• _Short task_: Please write the listing below out again exactly, leaving every picture behind.
- - - - -
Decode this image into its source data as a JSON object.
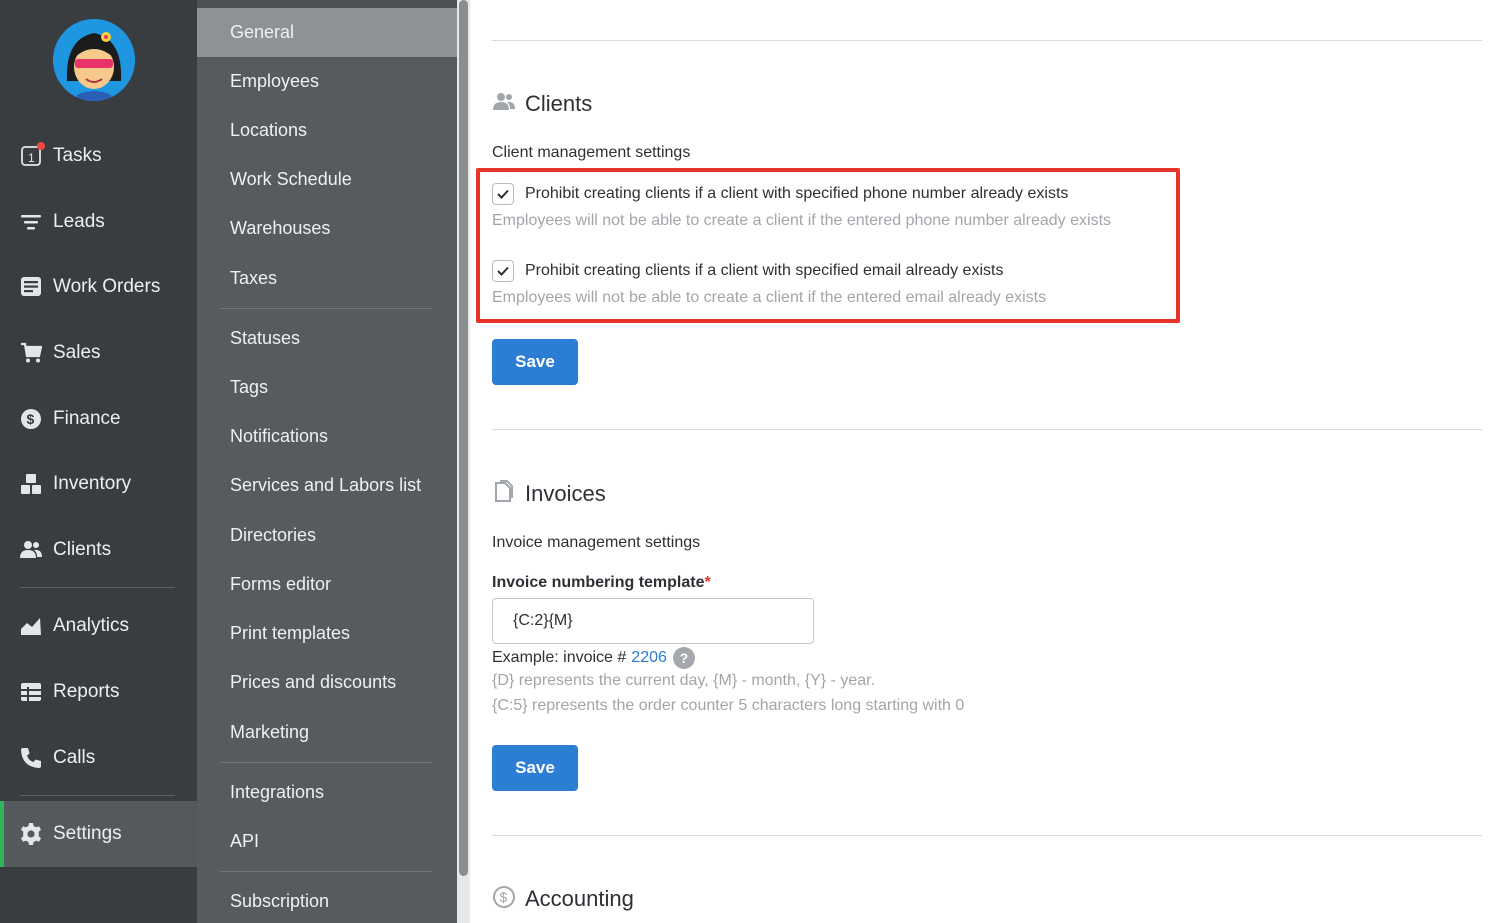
{
  "nav": {
    "items": [
      {
        "label": "Tasks",
        "icon": "tasks-icon"
      },
      {
        "label": "Leads",
        "icon": "filter-icon"
      },
      {
        "label": "Work Orders",
        "icon": "work-orders-icon"
      },
      {
        "label": "Sales",
        "icon": "cart-icon"
      },
      {
        "label": "Finance",
        "icon": "dollar-icon"
      },
      {
        "label": "Inventory",
        "icon": "boxes-icon"
      },
      {
        "label": "Clients",
        "icon": "users-icon"
      },
      {
        "label": "Analytics",
        "icon": "chart-icon"
      },
      {
        "label": "Reports",
        "icon": "reports-icon"
      },
      {
        "label": "Calls",
        "icon": "phone-icon"
      },
      {
        "label": "Settings",
        "icon": "gear-icon"
      }
    ],
    "tasks_badge_count": "1",
    "active": "Settings",
    "accent_color": "#2fb55a"
  },
  "settings_menu": {
    "items": [
      "General",
      "Employees",
      "Locations",
      "Work Schedule",
      "Warehouses",
      "Taxes",
      "Statuses",
      "Tags",
      "Notifications",
      "Services and Labors list",
      "Directories",
      "Forms editor",
      "Print templates",
      "Prices and discounts",
      "Marketing",
      "Integrations",
      "API",
      "Subscription"
    ],
    "active": "General"
  },
  "clients": {
    "title": "Clients",
    "subtitle": "Client management settings",
    "option1_label": "Prohibit creating clients if a client with specified phone number already exists",
    "option1_hint": "Employees will not be able to create a client if the entered phone number already exists",
    "option1_checked": true,
    "option2_label": "Prohibit creating clients if a client with specified email already exists",
    "option2_hint": "Employees will not be able to create a client if the entered email already exists",
    "option2_checked": true,
    "save_label": "Save"
  },
  "invoices": {
    "title": "Invoices",
    "subtitle": "Invoice management settings",
    "field_label": "Invoice numbering template",
    "required_mark": "*",
    "field_value": "{C:2}{M}",
    "example_prefix": "Example: invoice #",
    "example_number": "2206",
    "help_glyph": "?",
    "hint1": "{D} represents the current day, {M} - month, {Y} - year.",
    "hint2": "{C:5} represents the order counter 5 characters long starting with 0",
    "save_label": "Save"
  },
  "accounting": {
    "title": "Accounting"
  },
  "colors": {
    "primary": "#2b7ed3",
    "highlight_border": "#e8332b"
  }
}
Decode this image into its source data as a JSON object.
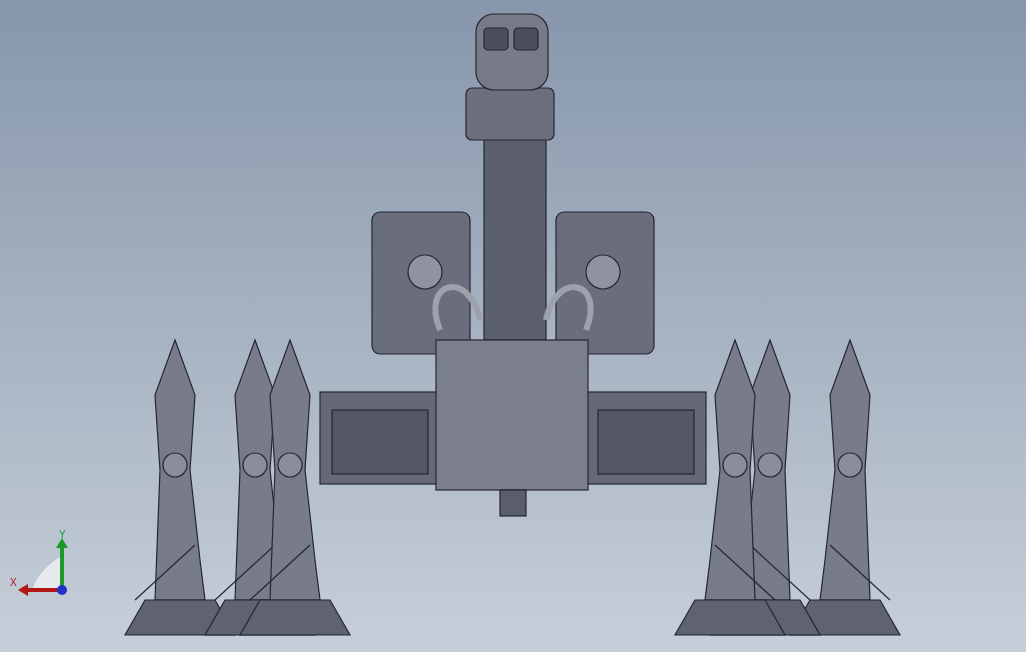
{
  "viewport": {
    "model": {
      "kind": "robot"
    },
    "triad": {
      "x_label": "X",
      "y_label": "Y"
    }
  }
}
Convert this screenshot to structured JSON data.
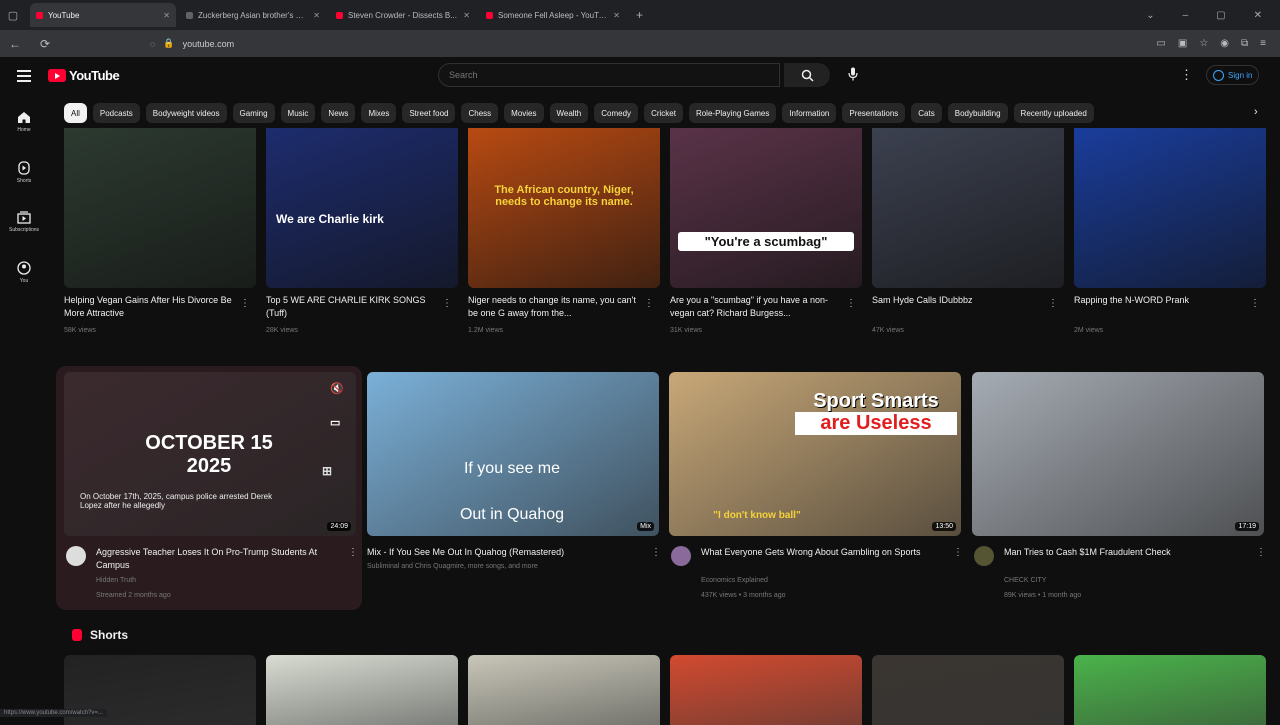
{
  "browser": {
    "tabs": [
      {
        "title": "YouTube",
        "active": true,
        "favicon_color": "#ff0033"
      },
      {
        "title": "Zuckerberg Asian brother's Family Edge - YouTube",
        "active": false,
        "favicon_color": "#5f6368"
      },
      {
        "title": "Steven Crowder - Dissects B...",
        "active": false,
        "favicon_color": "#ff0033"
      },
      {
        "title": "Someone Fell Asleep - YouTube",
        "active": false,
        "favicon_color": "#ff0033"
      }
    ],
    "new_tab": "+",
    "url": "youtube.com"
  },
  "header": {
    "logo_text": "YouTube",
    "search_placeholder": "Search",
    "sign_in": "Sign in"
  },
  "leftnav": [
    {
      "label": "Home",
      "icon": "home-icon"
    },
    {
      "label": "Shorts",
      "icon": "shorts-icon"
    },
    {
      "label": "Subscriptions",
      "icon": "subscriptions-icon"
    },
    {
      "label": "You",
      "icon": "you-icon"
    }
  ],
  "chips": [
    "All",
    "Podcasts",
    "Bodyweight videos",
    "Gaming",
    "Music",
    "News",
    "Mixes",
    "Street food",
    "Chess",
    "Movies",
    "Wealth",
    "Comedy",
    "Cricket",
    "Role-Playing Games",
    "Information",
    "Presentations",
    "Cats",
    "Bodybuilding",
    "Recently uploaded"
  ],
  "row1": [
    {
      "title": "Helping Vegan Gains After His Divorce Be More Attractive",
      "meta": "58K views",
      "thumb_bg": "#2c3a30",
      "caption": ""
    },
    {
      "title": "Top 5 WE ARE CHARLIE KIRK SONGS (Tuff)",
      "meta": "28K views",
      "thumb_bg": "#1d2c6e",
      "caption": "We are Charlie kirk"
    },
    {
      "title": "Niger needs to change its name, you can't be one G away from the...",
      "meta": "1.2M views",
      "thumb_bg": "#b84a12",
      "caption": "The African country, Niger, needs to change its name."
    },
    {
      "title": "Are you a \"scumbag\" if you have a non-vegan cat? Richard Burgess...",
      "meta": "31K views",
      "thumb_bg": "#5a3348",
      "caption": "\"You're a scumbag\""
    },
    {
      "title": "Sam Hyde Calls IDubbbz",
      "meta": "47K views",
      "thumb_bg": "#3c4150",
      "caption": ""
    },
    {
      "title": "Rapping the N-WORD Prank",
      "meta": "2M views",
      "thumb_bg": "#1a3d9c",
      "caption": ""
    }
  ],
  "row2": [
    {
      "title": "Aggressive Teacher Loses It On Pro-Trump Students At Campus",
      "channel": "Hidden Truth",
      "meta": "Streamed 2 months ago",
      "duration": "24:09",
      "thumb_bg": "#3b2a2e",
      "caption": "OCTOBER 15 2025",
      "sub": "On October 17th, 2025, campus police arrested Derek Lopez after he allegedly",
      "avatar": "#ddd"
    },
    {
      "title": "Mix - If You See Me Out In Quahog (Remastered)",
      "channel": "",
      "meta": "Subliminal and Chris Quagmire, more songs, and more",
      "duration": "Mix",
      "thumb_bg": "#7bb0d8",
      "caption": "If you see me",
      "caption2": "Out in Quahog",
      "avatar": ""
    },
    {
      "title": "What Everyone Gets Wrong About Gambling on Sports",
      "channel": "Economics Explained",
      "meta": "437K views • 3 months ago",
      "duration": "13:50",
      "thumb_bg": "#c8a878",
      "caption": "Sport Smarts",
      "caption2": "are Useless",
      "caption3": "\"I don't know ball\"",
      "avatar": "#8a6a9a"
    },
    {
      "title": "Man Tries to Cash $1M Fraudulent Check",
      "channel": "CHECK CITY",
      "meta": "89K views • 1 month ago",
      "duration": "17:19",
      "thumb_bg": "#a6acb4",
      "caption": "",
      "avatar": "#553"
    }
  ],
  "shorts": {
    "title": "Shorts",
    "thumbs": [
      "#222222",
      "#d8dcd2",
      "#c8c6b8",
      "#d24a30",
      "#3a3530",
      "#4ab34a"
    ]
  },
  "status": "https://www.youtube.com/watch?v=..."
}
- - - - -
• _Completed task_:
Decode this image into its source data as a JSON object.
{
  "nav": {
    "items": [
      {
        "label": "Tasks",
        "icon": "tasks-icon"
      },
      {
        "label": "Leads",
        "icon": "filter-icon"
      },
      {
        "label": "Work Orders",
        "icon": "work-orders-icon"
      },
      {
        "label": "Sales",
        "icon": "cart-icon"
      },
      {
        "label": "Finance",
        "icon": "dollar-icon"
      },
      {
        "label": "Inventory",
        "icon": "boxes-icon"
      },
      {
        "label": "Clients",
        "icon": "users-icon"
      },
      {
        "label": "Analytics",
        "icon": "chart-icon"
      },
      {
        "label": "Reports",
        "icon": "reports-icon"
      },
      {
        "label": "Calls",
        "icon": "phone-icon"
      },
      {
        "label": "Settings",
        "icon": "gear-icon"
      }
    ],
    "tasks_badge_count": "1",
    "active": "Settings",
    "accent_color": "#2fb55a"
  },
  "settings_menu": {
    "items": [
      "General",
      "Employees",
      "Locations",
      "Work Schedule",
      "Warehouses",
      "Taxes",
      "Statuses",
      "Tags",
      "Notifications",
      "Services and Labors list",
      "Directories",
      "Forms editor",
      "Print templates",
      "Prices and discounts",
      "Marketing",
      "Integrations",
      "API",
      "Subscription"
    ],
    "active": "General"
  },
  "clients": {
    "title": "Clients",
    "subtitle": "Client management settings",
    "option1_label": "Prohibit creating clients if a client with specified phone number already exists",
    "option1_hint": "Employees will not be able to create a client if the entered phone number already exists",
    "option1_checked": true,
    "option2_label": "Prohibit creating clients if a client with specified email already exists",
    "option2_hint": "Employees will not be able to create a client if the entered email already exists",
    "option2_checked": true,
    "save_label": "Save"
  },
  "invoices": {
    "title": "Invoices",
    "subtitle": "Invoice management settings",
    "field_label": "Invoice numbering template",
    "required_mark": "*",
    "field_value": "{C:2}{M}",
    "example_prefix": "Example: invoice #",
    "example_number": "2206",
    "help_glyph": "?",
    "hint1": "{D} represents the current day, {M} - month, {Y} - year.",
    "hint2": "{C:5} represents the order counter 5 characters long starting with 0",
    "save_label": "Save"
  },
  "accounting": {
    "title": "Accounting"
  },
  "colors": {
    "primary": "#2b7ed3",
    "highlight_border": "#e8332b"
  }
}
Decode this image into its source data as a JSON object.
{
  "viewport": {
    "model": {
      "kind": "robot"
    },
    "triad": {
      "x_label": "X",
      "y_label": "Y"
    }
  }
}
Convert this screenshot to structured JSON data.
{
  "browser": {
    "tabs": [
      {
        "title": "YouTube",
        "active": true,
        "favicon_color": "#ff0033"
      },
      {
        "title": "Zuckerberg Asian brother's Family Edge - YouTube",
        "active": false,
        "favicon_color": "#5f6368"
      },
      {
        "title": "Steven Crowder - Dissects B...",
        "active": false,
        "favicon_color": "#ff0033"
      },
      {
        "title": "Someone Fell Asleep - YouTube",
        "active": false,
        "favicon_color": "#ff0033"
      }
    ],
    "new_tab": "+",
    "url": "youtube.com"
  },
  "header": {
    "logo_text": "YouTube",
    "search_placeholder": "Search",
    "sign_in": "Sign in"
  },
  "leftnav": [
    {
      "label": "Home",
      "icon": "home-icon"
    },
    {
      "label": "Shorts",
      "icon": "shorts-icon"
    },
    {
      "label": "Subscriptions",
      "icon": "subscriptions-icon"
    },
    {
      "label": "You",
      "icon": "you-icon"
    }
  ],
  "chips": [
    "All",
    "Podcasts",
    "Bodyweight videos",
    "Gaming",
    "Music",
    "News",
    "Mixes",
    "Street food",
    "Chess",
    "Movies",
    "Wealth",
    "Comedy",
    "Cricket",
    "Role-Playing Games",
    "Information",
    "Presentations",
    "Cats",
    "Bodybuilding",
    "Recently uploaded"
  ],
  "row1": [
    {
      "title": "Helping Vegan Gains After His Divorce Be More Attractive",
      "meta": "58K views",
      "thumb_bg": "#2c3a30",
      "caption": ""
    },
    {
      "title": "Top 5 WE ARE CHARLIE KIRK SONGS (Tuff)",
      "meta": "28K views",
      "thumb_bg": "#1d2c6e",
      "caption": "We are Charlie kirk"
    },
    {
      "title": "Niger needs to change its name, you can't be one G away from the...",
      "meta": "1.2M views",
      "thumb_bg": "#b84a12",
      "caption": "The African country, Niger, needs to change its name."
    },
    {
      "title": "Are you a \"scumbag\" if you have a non-vegan cat? Richard Burgess...",
      "meta": "31K views",
      "thumb_bg": "#5a3348",
      "caption": "\"You're a scumbag\""
    },
    {
      "title": "Sam Hyde Calls IDubbbz",
      "meta": "47K views",
      "thumb_bg": "#3c4150",
      "caption": ""
    },
    {
      "title": "Rapping the N-WORD Prank",
      "meta": "2M views",
      "thumb_bg": "#1a3d9c",
      "caption": ""
    }
  ],
  "row2": [
    {
      "title": "Aggressive Teacher Loses It On Pro-Trump Students At Campus",
      "channel": "Hidden Truth",
      "meta": "Streamed 2 months ago",
      "duration": "24:09",
      "thumb_bg": "#3b2a2e",
      "caption": "OCTOBER 15 2025",
      "sub": "On October 17th, 2025, campus police arrested Derek Lopez after he allegedly",
      "avatar": "#ddd"
    },
    {
      "title": "Mix - If You See Me Out In Quahog (Remastered)",
      "channel": "",
      "meta": "Subliminal and Chris Quagmire, more songs, and more",
      "duration": "Mix",
      "thumb_bg": "#7bb0d8",
      "caption": "If you see me",
      "caption2": "Out in Quahog",
      "avatar": ""
    },
    {
      "title": "What Everyone Gets Wrong About Gambling on Sports",
      "channel": "Economics Explained",
      "meta": "437K views • 3 months ago",
      "duration": "13:50",
      "thumb_bg": "#c8a878",
      "caption": "Sport Smarts",
      "caption2": "are Useless",
      "caption3": "\"I don't know ball\"",
      "avatar": "#8a6a9a"
    },
    {
      "title": "Man Tries to Cash $1M Fraudulent Check",
      "channel": "CHECK CITY",
      "meta": "89K views • 1 month ago",
      "duration": "17:19",
      "thumb_bg": "#a6acb4",
      "caption": "",
      "avatar": "#553"
    }
  ],
  "shorts": {
    "title": "Shorts",
    "thumbs": [
      "#222222",
      "#d8dcd2",
      "#c8c6b8",
      "#d24a30",
      "#3a3530",
      "#4ab34a"
    ]
  },
  "status": "https://www.youtube.com/watch?v=..."
}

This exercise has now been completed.